### Task to complete
List all lines in the material below that contain "Vương".

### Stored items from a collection
########

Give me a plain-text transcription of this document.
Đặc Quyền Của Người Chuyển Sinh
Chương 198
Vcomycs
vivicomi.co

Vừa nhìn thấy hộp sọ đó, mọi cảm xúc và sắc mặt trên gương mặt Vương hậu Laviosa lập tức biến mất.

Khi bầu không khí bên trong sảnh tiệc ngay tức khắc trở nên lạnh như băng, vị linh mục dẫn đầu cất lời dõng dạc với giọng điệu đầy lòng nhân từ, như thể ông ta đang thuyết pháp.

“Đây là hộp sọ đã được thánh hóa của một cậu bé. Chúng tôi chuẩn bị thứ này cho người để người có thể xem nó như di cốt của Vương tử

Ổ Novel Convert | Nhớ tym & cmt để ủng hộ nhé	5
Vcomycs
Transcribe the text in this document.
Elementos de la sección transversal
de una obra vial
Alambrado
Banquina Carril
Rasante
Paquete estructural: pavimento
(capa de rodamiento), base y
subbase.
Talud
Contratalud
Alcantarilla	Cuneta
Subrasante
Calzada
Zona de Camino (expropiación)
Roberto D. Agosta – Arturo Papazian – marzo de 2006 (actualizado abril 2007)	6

########

### Response
Vừa nhìn thấy hộp sọ đó, mọi cảm xúc và sắc mặt trên gương mặt Vương hậu Laviosa lập tức biến mất.
“Đây là hộp sọ đã được thánh hóa của một cậu bé. Chúng tôi chuẩn bị thứ này cho người để người có thể xem nó như di cốt của Vương tử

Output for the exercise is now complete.